*Given records:*
▬▬▬

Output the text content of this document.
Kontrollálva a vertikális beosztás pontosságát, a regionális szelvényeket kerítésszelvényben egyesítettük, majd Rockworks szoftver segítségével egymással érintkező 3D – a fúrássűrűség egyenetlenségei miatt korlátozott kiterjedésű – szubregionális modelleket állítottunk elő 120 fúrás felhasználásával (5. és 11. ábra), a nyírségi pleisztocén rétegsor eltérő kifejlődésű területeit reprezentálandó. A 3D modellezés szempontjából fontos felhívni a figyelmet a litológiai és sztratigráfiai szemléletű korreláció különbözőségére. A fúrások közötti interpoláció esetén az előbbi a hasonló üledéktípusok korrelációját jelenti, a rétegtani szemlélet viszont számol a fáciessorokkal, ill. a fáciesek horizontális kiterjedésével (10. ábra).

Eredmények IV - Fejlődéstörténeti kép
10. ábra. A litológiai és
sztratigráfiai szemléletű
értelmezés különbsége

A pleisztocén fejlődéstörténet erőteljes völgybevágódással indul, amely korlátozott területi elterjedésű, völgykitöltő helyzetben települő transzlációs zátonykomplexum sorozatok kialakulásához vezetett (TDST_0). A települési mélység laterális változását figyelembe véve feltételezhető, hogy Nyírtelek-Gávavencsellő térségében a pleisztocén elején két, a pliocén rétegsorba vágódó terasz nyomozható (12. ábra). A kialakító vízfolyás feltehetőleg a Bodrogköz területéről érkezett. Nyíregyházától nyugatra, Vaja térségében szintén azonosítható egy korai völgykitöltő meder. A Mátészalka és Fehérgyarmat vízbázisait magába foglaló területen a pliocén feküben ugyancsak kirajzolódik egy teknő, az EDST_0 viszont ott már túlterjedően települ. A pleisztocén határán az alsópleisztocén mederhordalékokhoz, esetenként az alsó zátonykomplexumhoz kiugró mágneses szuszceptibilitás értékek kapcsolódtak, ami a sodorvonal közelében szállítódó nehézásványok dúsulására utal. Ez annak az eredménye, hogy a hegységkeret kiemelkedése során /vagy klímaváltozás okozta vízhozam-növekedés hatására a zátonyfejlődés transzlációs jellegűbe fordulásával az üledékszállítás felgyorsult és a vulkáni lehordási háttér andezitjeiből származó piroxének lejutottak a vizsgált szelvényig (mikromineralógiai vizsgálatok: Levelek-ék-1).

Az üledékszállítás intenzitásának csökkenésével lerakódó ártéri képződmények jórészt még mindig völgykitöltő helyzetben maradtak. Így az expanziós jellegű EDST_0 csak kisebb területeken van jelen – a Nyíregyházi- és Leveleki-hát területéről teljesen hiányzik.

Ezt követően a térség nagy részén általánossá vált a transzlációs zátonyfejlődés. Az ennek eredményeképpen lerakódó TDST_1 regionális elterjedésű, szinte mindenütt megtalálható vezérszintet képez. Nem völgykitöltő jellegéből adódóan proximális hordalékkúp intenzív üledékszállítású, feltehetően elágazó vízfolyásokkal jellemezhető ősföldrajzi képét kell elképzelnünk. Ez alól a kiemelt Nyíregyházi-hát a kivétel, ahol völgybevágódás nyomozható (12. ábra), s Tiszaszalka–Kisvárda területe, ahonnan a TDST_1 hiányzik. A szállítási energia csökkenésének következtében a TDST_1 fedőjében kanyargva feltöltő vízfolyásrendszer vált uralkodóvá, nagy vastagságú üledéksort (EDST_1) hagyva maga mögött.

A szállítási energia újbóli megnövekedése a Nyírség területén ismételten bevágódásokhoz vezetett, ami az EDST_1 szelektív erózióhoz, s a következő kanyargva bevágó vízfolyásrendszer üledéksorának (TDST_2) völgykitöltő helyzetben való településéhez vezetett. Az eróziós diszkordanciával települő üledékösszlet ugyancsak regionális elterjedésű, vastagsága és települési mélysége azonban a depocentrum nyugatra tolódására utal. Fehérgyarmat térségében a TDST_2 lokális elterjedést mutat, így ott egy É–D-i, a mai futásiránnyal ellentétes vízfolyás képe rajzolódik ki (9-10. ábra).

▬▬▬

*Do this:* Copy out each line exactly.

*Solution for this task:*
Output the text content of this document.
Kontrollálva a vertikális beosztás pontosságát, a regionális szelvényeket kerítésszelvényben egyesítettük, majd Rockworks szoftver segítségével egymással érintkező 3D – a fúrássűrűség egyenetlenségei miatt korlátozott kiterjedésű – szubregionális modelleket állítottunk elő 120 fúrás felhasználásával (5. és 11. ábra), a nyírségi pleisztocén rétegsor eltérő kifejlődésű területeit reprezentálandó. A 3D modellezés szempontjából fontos felhívni a figyelmet a litológiai és sztratigráfiai szemléletű korreláció különbözőségére. A fúrások közötti interpoláció esetén az előbbi a hasonló üledéktípusok korrelációját jelenti, a rétegtani szemlélet viszont számol a fáciessorokkal, ill. a fáciesek horizontális kiterjedésével (10. ábra).

Eredmények IV - Fejlődéstörténeti kép
10. ábra. A litológiai és
sztratigráfiai szemléletű
értelmezés különbsége

A pleisztocén fejlődéstörténet erőteljes völgybevágódással indul, amely korlátozott területi elterjedésű, völgykitöltő helyzetben települő transzlációs zátonykomplexum sorozatok kialakulásához vezetett (TDST_0). A települési mélység laterális változását figyelembe véve feltételezhető, hogy Nyírtelek-Gávavencsellő térségében a pleisztocén elején két, a pliocén rétegsorba vágódó terasz nyomozható (12. ábra). A kialakító vízfolyás feltehetőleg a Bodrogköz területéről érkezett. Nyíregyházától nyugatra, Vaja térségében szintén azonosítható egy korai völgykitöltő meder. A Mátészalka és Fehérgyarmat vízbázisait magába foglaló területen a pliocén feküben ugyancsak kirajzolódik egy teknő, az EDST_0 viszont ott már túlterjedően települ. A pleisztocén határán az alsópleisztocén mederhordalékokhoz, esetenként az alsó zátonykomplexumhoz kiugró mágneses szuszceptibilitás értékek kapcsolódtak, ami a sodorvonal közelében szállítódó nehézásványok dúsulására utal. Ez annak az eredménye, hogy a hegységkeret kiemelkedése során /vagy klímaváltozás okozta vízhozam-növekedés hatására a zátonyfejlődés transzlációs jellegűbe fordulásával az üledékszállítás felgyorsult és a vulkáni lehordási háttér andezitjeiből származó piroxének lejutottak a vizsgált szelvényig (mikromineralógiai vizsgálatok: Levelek-ék-1).

Az üledékszállítás intenzitásának csökkenésével lerakódó ártéri képződmények jórészt még mindig völgykitöltő helyzetben maradtak. Így az expanziós jellegű EDST_0 csak kisebb területeken van jelen – a Nyíregyházi- és Leveleki-hát területéről teljesen hiányzik.

Ezt követően a térség nagy részén általánossá vált a transzlációs zátonyfejlődés. Az ennek eredményeképpen lerakódó TDST_1 regionális elterjedésű, szinte mindenütt megtalálható vezérszintet képez. Nem völgykitöltő jellegéből adódóan proximális hordalékkúp intenzív üledékszállítású, feltehetően elágazó vízfolyásokkal jellemezhető ősföldrajzi képét kell elképzelnünk. Ez alól a kiemelt Nyíregyházi-hát a kivétel, ahol völgybevágódás nyomozható (12. ábra), s Tiszaszalka–Kisvárda területe, ahonnan a TDST_1 hiányzik. A szállítási energia csökkenésének következtében a TDST_1 fedőjében kanyargva feltöltő vízfolyásrendszer vált uralkodóvá, nagy vastagságú üledéksort (EDST_1) hagyva maga mögött.

A szállítási energia újbóli megnövekedése a Nyírség területén ismételten bevágódásokhoz vezetett, ami az EDST_1 szelektív erózióhoz, s a következő kanyargva bevágó vízfolyásrendszer üledéksorának (TDST_2) völgykitöltő helyzetben való településéhez vezetett. Az eróziós diszkordanciával települő üledékösszlet ugyancsak regionális elterjedésű, vastagsága és települési mélysége azonban a depocentrum nyugatra tolódására utal. Fehérgyarmat térségében a TDST_2 lokális elterjedést mutat, így ott egy É–D-i, a mai futásiránnyal ellentétes vízfolyás képe rajzolódik ki (9-10. ábra).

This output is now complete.